[begin RECORD EXCERPTS]

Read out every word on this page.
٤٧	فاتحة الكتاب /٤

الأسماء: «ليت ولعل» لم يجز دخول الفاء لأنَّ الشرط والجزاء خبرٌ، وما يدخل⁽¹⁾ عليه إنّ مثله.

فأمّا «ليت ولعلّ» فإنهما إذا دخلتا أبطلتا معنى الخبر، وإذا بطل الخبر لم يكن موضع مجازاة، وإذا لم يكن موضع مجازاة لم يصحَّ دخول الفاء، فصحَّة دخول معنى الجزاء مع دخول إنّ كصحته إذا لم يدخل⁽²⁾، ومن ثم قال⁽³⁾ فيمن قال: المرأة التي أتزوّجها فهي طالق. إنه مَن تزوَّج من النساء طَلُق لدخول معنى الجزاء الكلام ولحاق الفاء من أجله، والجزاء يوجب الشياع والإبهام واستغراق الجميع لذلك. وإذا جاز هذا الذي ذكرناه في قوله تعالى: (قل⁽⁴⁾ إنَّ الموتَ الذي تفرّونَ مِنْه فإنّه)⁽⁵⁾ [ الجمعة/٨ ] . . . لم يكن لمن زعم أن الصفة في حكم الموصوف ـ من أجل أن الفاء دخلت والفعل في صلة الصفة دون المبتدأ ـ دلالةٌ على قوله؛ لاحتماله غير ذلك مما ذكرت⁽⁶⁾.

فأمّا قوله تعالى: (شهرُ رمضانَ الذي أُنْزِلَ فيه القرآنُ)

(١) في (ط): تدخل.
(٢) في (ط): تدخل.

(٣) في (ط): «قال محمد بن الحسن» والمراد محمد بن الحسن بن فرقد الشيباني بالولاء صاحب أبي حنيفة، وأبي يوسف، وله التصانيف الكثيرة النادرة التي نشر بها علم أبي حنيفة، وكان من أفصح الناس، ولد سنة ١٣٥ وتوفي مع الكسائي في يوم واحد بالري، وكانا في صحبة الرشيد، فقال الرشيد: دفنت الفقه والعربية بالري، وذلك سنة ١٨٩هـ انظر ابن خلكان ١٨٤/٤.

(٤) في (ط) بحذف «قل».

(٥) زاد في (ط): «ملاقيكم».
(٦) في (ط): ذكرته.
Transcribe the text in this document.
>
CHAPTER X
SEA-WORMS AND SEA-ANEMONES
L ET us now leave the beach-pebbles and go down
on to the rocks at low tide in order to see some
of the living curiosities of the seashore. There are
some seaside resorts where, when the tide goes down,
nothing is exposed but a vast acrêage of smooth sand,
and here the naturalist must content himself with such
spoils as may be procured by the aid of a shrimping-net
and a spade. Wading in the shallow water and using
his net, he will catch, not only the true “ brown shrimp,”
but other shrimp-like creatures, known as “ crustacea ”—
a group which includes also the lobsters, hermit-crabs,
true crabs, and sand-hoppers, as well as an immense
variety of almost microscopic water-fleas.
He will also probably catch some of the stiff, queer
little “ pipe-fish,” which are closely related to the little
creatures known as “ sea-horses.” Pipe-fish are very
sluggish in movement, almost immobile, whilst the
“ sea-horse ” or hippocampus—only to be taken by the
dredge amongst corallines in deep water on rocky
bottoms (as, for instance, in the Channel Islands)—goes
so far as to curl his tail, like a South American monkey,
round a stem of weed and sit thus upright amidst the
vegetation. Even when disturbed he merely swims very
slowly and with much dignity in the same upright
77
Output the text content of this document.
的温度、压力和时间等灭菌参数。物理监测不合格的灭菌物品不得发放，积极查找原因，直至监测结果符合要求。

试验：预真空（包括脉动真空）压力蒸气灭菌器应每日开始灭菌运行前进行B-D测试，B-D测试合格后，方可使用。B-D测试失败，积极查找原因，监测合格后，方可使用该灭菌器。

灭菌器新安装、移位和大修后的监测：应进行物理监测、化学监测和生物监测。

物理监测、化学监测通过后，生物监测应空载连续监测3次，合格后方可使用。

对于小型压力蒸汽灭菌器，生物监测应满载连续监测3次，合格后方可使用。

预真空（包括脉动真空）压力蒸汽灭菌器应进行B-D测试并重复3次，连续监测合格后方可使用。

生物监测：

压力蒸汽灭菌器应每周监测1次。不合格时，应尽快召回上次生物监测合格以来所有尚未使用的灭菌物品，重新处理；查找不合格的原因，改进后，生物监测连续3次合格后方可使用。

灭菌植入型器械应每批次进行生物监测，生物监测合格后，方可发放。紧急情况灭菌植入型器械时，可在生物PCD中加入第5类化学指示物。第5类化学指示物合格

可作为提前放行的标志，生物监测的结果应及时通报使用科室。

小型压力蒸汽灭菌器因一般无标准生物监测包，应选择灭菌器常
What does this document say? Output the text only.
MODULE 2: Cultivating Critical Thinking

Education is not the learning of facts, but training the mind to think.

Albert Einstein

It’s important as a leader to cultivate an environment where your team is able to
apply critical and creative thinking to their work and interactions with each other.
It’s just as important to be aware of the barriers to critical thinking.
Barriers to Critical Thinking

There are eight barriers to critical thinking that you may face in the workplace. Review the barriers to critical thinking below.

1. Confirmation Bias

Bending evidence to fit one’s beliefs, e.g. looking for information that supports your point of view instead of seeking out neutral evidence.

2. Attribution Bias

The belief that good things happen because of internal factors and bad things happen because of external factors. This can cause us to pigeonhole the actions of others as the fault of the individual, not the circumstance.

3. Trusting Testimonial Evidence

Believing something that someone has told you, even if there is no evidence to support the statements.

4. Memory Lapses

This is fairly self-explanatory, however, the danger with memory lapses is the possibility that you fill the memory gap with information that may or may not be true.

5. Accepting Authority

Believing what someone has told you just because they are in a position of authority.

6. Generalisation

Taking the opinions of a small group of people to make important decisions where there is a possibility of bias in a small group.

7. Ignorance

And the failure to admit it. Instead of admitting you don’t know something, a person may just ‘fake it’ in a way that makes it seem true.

[end RECORD EXCERPTS]

WRITTEN REQUEST: Output the full listing without altering anything.

WRITTEN ANSWER:
Read out every word on this page.
٤٧	فاتحة الكتاب /٤

الأسماء: «ليت ولعل» لم يجز دخول الفاء لأنَّ الشرط والجزاء خبرٌ، وما يدخل⁽¹⁾ عليه إنّ مثله.

فأمّا «ليت ولعلّ» فإنهما إذا دخلتا أبطلتا معنى الخبر، وإذا بطل الخبر لم يكن موضع مجازاة، وإذا لم يكن موضع مجازاة لم يصحَّ دخول الفاء، فصحَّة دخول معنى الجزاء مع دخول إنّ كصحته إذا لم يدخل⁽²⁾، ومن ثم قال⁽³⁾ فيمن قال: المرأة التي أتزوّجها فهي طالق. إنه مَن تزوَّج من النساء طَلُق لدخول معنى الجزاء الكلام ولحاق الفاء من أجله، والجزاء يوجب الشياع والإبهام واستغراق الجميع لذلك. وإذا جاز هذا الذي ذكرناه في قوله تعالى: (قل⁽⁴⁾ إنَّ الموتَ الذي تفرّونَ مِنْه فإنّه)⁽⁵⁾ [ الجمعة/٨ ] . . . لم يكن لمن زعم أن الصفة في حكم الموصوف ـ من أجل أن الفاء دخلت والفعل في صلة الصفة دون المبتدأ ـ دلالةٌ على قوله؛ لاحتماله غير ذلك مما ذكرت⁽⁶⁾.

فأمّا قوله تعالى: (شهرُ رمضانَ الذي أُنْزِلَ فيه القرآنُ)

(١) في (ط): تدخل.
(٢) في (ط): تدخل.

(٣) في (ط): «قال محمد بن الحسن» والمراد محمد بن الحسن بن فرقد الشيباني بالولاء صاحب أبي حنيفة، وأبي يوسف، وله التصانيف الكثيرة النادرة التي نشر بها علم أبي حنيفة، وكان من أفصح الناس، ولد سنة ١٣٥ وتوفي مع الكسائي في يوم واحد بالري، وكانا في صحبة الرشيد، فقال الرشيد: دفنت الفقه والعربية بالري، وذلك سنة ١٨٩هـ انظر ابن خلكان ١٨٤/٤.

(٤) في (ط) بحذف «قل».

(٥) زاد في (ط): «ملاقيكم».
(٦) في (ط): ذكرته.
Transcribe the text in this document.
>
CHAPTER X
SEA-WORMS AND SEA-ANEMONES
L ET us now leave the beach-pebbles and go down
on to the rocks at low tide in order to see some
of the living curiosities of the seashore. There are
some seaside resorts where, when the tide goes down,
nothing is exposed but a vast acrêage of smooth sand,
and here the naturalist must content himself with such
spoils as may be procured by the aid of a shrimping-net
and a spade. Wading in the shallow water and using
his net, he will catch, not only the true “ brown shrimp,”
but other shrimp-like creatures, known as “ crustacea ”—
a group which includes also the lobsters, hermit-crabs,
true crabs, and sand-hoppers, as well as an immense
variety of almost microscopic water-fleas.
He will also probably catch some of the stiff, queer
little “ pipe-fish,” which are closely related to the little
creatures known as “ sea-horses.” Pipe-fish are very
sluggish in movement, almost immobile, whilst the
“ sea-horse ” or hippocampus—only to be taken by the
dredge amongst corallines in deep water on rocky
bottoms (as, for instance, in the Channel Islands)—goes
so far as to curl his tail, like a South American monkey,
round a stem of weed and sit thus upright amidst the
vegetation. Even when disturbed he merely swims very
slowly and with much dignity in the same upright
77
Output the text content of this document.
的温度、压力和时间等灭菌参数。物理监测不合格的灭菌物品不得发放，积极查找原因，直至监测结果符合要求。

试验：预真空（包括脉动真空）压力蒸气灭菌器应每日开始灭菌运行前进行B-D测试，B-D测试合格后，方可使用。B-D测试失败，积极查找原因，监测合格后，方可使用该灭菌器。

灭菌器新安装、移位和大修后的监测：应进行物理监测、化学监测和生物监测。

物理监测、化学监测通过后，生物监测应空载连续监测3次，合格后方可使用。

对于小型压力蒸汽灭菌器，生物监测应满载连续监测3次，合格后方可使用。

预真空（包括脉动真空）压力蒸汽灭菌器应进行B-D测试并重复3次，连续监测合格后方可使用。

生物监测：

压力蒸汽灭菌器应每周监测1次。不合格时，应尽快召回上次生物监测合格以来所有尚未使用的灭菌物品，重新处理；查找不合格的原因，改进后，生物监测连续3次合格后方可使用。

灭菌植入型器械应每批次进行生物监测，生物监测合格后，方可发放。紧急情况灭菌植入型器械时，可在生物PCD中加入第5类化学指示物。第5类化学指示物合格

可作为提前放行的标志，生物监测的结果应及时通报使用科室。

小型压力蒸汽灭菌器因一般无标准生物监测包，应选择灭菌器常
What does this document say? Output the text only.
MODULE 2: Cultivating Critical Thinking

Education is not the learning of facts, but training the mind to think.

Albert Einstein

It’s important as a leader to cultivate an environment where your team is able to
apply critical and creative thinking to their work and interactions with each other.
It’s just as important to be aware of the barriers to critical thinking.
Barriers to Critical Thinking

There are eight barriers to critical thinking that you may face in the workplace. Review the barriers to critical thinking below.

1. Confirmation Bias

Bending evidence to fit one’s beliefs, e.g. looking for information that supports your point of view instead of seeking out neutral evidence.

2. Attribution Bias

The belief that good things happen because of internal factors and bad things happen because of external factors. This can cause us to pigeonhole the actions of others as the fault of the individual, not the circumstance.

3. Trusting Testimonial Evidence

Believing something that someone has told you, even if there is no evidence to support the statements.

4. Memory Lapses

This is fairly self-explanatory, however, the danger with memory lapses is the possibility that you fill the memory gap with information that may or may not be true.

5. Accepting Authority

Believing what someone has told you just because they are in a position of authority.

6. Generalisation

Taking the opinions of a small group of people to make important decisions where there is a possibility of bias in a small group.

7. Ignorance

And the failure to admit it. Instead of admitting you don’t know something, a person may just ‘fake it’ in a way that makes it seem true.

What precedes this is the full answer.